▶ [Brontekst]

▼▼▼

Elk jaar maken 26.500 van de 160.000 personen die een baan hebben in het onderwijs (16,5 procent of één op de zes), gebruik van één van de 17 vormen van voltijdse of deeltijdse loopbaanonderbreking. Sommigen gebruiken die voor korte periodes (palliatief verlof), anderen voor één jaar of meerdere jaren, blijkt uit cijfers van het ministerie van Onderwijs waarover de Coreliokranten schrijven.

▲▲▲

▶ [Fragmenten uit records]
▼▼▼

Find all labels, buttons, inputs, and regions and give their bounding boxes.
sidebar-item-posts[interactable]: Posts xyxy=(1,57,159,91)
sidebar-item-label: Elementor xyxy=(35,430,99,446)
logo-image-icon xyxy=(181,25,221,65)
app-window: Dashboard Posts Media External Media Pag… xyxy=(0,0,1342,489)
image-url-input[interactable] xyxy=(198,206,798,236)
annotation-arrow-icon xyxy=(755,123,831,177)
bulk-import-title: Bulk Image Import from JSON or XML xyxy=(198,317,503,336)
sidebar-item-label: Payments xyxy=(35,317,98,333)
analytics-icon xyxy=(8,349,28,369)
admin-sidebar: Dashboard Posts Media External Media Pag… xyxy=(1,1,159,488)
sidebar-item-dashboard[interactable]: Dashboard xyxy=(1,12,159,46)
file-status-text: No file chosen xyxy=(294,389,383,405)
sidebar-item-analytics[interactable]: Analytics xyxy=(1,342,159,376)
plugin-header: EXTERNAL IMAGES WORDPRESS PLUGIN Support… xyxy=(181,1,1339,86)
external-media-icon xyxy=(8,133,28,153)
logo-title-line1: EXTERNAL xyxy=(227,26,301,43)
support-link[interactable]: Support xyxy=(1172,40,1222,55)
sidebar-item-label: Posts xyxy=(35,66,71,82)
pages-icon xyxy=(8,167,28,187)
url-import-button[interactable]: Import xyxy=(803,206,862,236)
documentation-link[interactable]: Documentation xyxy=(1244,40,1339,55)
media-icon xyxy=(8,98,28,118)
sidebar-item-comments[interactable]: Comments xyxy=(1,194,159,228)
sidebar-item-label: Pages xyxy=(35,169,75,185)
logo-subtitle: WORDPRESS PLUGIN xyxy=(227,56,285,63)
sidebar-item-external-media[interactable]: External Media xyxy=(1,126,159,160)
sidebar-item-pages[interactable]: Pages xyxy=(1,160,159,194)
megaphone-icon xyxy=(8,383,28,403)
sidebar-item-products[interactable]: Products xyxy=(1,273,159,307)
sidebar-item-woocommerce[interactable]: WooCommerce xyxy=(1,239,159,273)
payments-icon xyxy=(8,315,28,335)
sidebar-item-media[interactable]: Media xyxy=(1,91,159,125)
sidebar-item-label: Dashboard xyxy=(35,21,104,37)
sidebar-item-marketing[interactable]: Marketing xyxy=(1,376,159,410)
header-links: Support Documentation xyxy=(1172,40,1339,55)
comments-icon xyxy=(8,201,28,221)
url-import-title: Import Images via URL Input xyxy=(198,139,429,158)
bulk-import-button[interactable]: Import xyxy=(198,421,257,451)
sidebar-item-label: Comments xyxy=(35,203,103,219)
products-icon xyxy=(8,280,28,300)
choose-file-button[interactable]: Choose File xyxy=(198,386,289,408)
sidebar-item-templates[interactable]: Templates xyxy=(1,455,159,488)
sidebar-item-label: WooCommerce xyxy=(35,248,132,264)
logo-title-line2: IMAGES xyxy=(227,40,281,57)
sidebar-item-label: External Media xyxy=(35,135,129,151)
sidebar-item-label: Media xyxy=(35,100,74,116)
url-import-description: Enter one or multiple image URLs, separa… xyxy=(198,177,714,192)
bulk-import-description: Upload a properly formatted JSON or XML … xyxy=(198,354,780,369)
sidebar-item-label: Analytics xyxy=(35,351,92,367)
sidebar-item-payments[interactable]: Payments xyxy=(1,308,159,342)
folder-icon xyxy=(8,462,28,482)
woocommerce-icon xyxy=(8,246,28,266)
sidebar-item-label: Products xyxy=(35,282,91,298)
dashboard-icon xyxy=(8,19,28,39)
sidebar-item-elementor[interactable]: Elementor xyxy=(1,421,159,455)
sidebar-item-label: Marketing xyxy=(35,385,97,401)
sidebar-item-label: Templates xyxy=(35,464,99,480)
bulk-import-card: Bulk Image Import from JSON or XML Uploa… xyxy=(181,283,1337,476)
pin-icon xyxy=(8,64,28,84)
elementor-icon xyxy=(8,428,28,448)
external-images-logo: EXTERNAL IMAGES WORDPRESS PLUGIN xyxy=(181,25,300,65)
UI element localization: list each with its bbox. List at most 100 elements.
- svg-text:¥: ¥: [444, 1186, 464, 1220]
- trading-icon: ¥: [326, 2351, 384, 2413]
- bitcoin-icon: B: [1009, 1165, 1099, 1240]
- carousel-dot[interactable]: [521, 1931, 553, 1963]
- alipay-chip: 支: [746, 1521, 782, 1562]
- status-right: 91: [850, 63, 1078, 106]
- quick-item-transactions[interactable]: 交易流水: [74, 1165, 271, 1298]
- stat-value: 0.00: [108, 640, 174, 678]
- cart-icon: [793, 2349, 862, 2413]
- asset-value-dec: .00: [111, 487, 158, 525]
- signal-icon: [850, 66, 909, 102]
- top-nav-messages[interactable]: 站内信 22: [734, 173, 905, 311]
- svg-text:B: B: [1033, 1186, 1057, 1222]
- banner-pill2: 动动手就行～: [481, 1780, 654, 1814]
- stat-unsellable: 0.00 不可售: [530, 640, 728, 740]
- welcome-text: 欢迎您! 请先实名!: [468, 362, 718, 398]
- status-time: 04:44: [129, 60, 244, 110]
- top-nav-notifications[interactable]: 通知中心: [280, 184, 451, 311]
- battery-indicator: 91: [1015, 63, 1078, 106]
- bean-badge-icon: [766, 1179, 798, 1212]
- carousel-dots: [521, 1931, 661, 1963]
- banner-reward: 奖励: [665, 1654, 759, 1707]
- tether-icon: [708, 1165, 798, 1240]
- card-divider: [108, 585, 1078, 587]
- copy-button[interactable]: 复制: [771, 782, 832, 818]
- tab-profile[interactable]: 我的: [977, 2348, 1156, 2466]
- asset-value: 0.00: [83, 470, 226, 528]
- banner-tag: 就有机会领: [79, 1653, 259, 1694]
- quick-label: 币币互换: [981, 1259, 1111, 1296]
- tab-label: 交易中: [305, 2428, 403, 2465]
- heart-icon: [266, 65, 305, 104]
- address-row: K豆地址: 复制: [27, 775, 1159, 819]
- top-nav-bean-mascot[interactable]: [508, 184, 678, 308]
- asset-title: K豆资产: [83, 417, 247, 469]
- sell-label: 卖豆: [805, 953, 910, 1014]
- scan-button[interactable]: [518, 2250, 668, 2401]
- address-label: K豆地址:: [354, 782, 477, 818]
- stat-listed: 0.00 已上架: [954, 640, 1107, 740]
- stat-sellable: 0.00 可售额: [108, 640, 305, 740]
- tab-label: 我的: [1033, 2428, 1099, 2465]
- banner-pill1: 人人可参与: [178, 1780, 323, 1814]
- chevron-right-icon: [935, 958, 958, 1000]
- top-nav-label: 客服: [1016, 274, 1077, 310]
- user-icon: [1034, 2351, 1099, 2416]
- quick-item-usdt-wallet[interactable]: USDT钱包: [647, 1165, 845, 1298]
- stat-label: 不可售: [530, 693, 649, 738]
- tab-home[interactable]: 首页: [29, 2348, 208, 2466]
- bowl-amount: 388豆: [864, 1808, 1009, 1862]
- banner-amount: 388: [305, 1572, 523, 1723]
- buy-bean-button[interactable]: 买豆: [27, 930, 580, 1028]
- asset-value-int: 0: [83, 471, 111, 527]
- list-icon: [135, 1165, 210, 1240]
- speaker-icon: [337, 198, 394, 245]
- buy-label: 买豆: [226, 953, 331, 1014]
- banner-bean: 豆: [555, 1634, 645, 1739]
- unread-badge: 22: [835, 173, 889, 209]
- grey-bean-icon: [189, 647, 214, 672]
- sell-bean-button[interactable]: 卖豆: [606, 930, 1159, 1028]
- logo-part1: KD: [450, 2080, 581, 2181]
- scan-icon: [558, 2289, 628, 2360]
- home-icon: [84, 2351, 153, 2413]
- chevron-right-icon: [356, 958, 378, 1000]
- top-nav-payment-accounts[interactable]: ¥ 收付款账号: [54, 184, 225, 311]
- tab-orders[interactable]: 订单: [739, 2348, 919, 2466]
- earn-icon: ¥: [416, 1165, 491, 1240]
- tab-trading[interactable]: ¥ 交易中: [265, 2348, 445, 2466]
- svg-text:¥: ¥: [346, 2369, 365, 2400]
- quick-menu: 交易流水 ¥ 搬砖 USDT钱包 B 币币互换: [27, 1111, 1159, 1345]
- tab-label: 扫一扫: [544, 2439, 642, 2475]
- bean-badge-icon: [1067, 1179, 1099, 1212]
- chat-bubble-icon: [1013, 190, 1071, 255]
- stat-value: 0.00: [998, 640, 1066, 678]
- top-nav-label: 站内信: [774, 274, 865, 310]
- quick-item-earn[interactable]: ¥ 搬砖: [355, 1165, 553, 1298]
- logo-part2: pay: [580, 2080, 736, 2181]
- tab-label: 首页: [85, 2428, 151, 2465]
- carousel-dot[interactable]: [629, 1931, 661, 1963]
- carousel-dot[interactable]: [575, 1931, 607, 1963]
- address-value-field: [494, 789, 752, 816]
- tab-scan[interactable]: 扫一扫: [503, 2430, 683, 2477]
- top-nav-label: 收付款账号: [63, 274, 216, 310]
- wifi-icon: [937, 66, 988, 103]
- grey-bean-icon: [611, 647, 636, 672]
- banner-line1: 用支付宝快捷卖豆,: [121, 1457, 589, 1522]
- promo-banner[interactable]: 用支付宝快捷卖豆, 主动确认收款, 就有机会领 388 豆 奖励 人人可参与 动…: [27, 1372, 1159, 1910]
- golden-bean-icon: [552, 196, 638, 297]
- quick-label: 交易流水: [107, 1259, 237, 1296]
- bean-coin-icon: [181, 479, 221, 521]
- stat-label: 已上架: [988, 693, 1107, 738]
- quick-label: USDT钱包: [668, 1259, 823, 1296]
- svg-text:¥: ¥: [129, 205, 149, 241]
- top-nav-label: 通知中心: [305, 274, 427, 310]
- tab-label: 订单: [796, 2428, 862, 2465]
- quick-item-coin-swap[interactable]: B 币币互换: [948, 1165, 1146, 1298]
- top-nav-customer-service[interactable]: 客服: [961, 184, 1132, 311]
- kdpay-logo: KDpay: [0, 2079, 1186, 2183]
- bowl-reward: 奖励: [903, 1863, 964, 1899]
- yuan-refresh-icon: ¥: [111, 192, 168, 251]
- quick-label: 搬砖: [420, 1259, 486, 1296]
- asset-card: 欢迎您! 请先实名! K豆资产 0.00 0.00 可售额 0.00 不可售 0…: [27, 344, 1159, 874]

▲▲▲

▶ [Vereiste taken]
[1] Vertaal de volgende zin uit de brontekst over loopbaanonderbreking in het onderwijs naar het Engels: "Elk jaar maken 26.500 van de 160.000 personen die een baan hebben in het onderwijs (16,5 procent of één op de zes), gebruik van één van de 17 vormen van voltijdse of deeltijdse loopbaanonderbreking."
[2] Schrijf de regels van de records letterlijk over, vanaf het begin van de records tot en met de regel met "admin-sidebar: Dashboard Posts", beide grenzen inbegrepen.

▶ [Uitgewerkte oefening]
[1] Every year, 26,500 of the 160,000 people who hold a job in education (16.5 percent, or one in six) make use of one of the 17 forms of full-time or part-time career break.

[2]
Find all labels, buttons, inputs, and regions and give their bounding boxes.
sidebar-item-posts[interactable]: Posts xyxy=(1,57,159,91)
sidebar-item-label: Elementor xyxy=(35,430,99,446)
logo-image-icon xyxy=(181,25,221,65)
app-window: Dashboard Posts Media External Media Pag… xyxy=(0,0,1342,489)
image-url-input[interactable] xyxy=(198,206,798,236)
annotation-arrow-icon xyxy=(755,123,831,177)
bulk-import-title: Bulk Image Import from JSON or XML xyxy=(198,317,503,336)
sidebar-item-label: Payments xyxy=(35,317,98,333)
analytics-icon xyxy=(8,349,28,369)
admin-sidebar: Dashboard Posts Media External Media Pag… xyxy=(1,1,159,488)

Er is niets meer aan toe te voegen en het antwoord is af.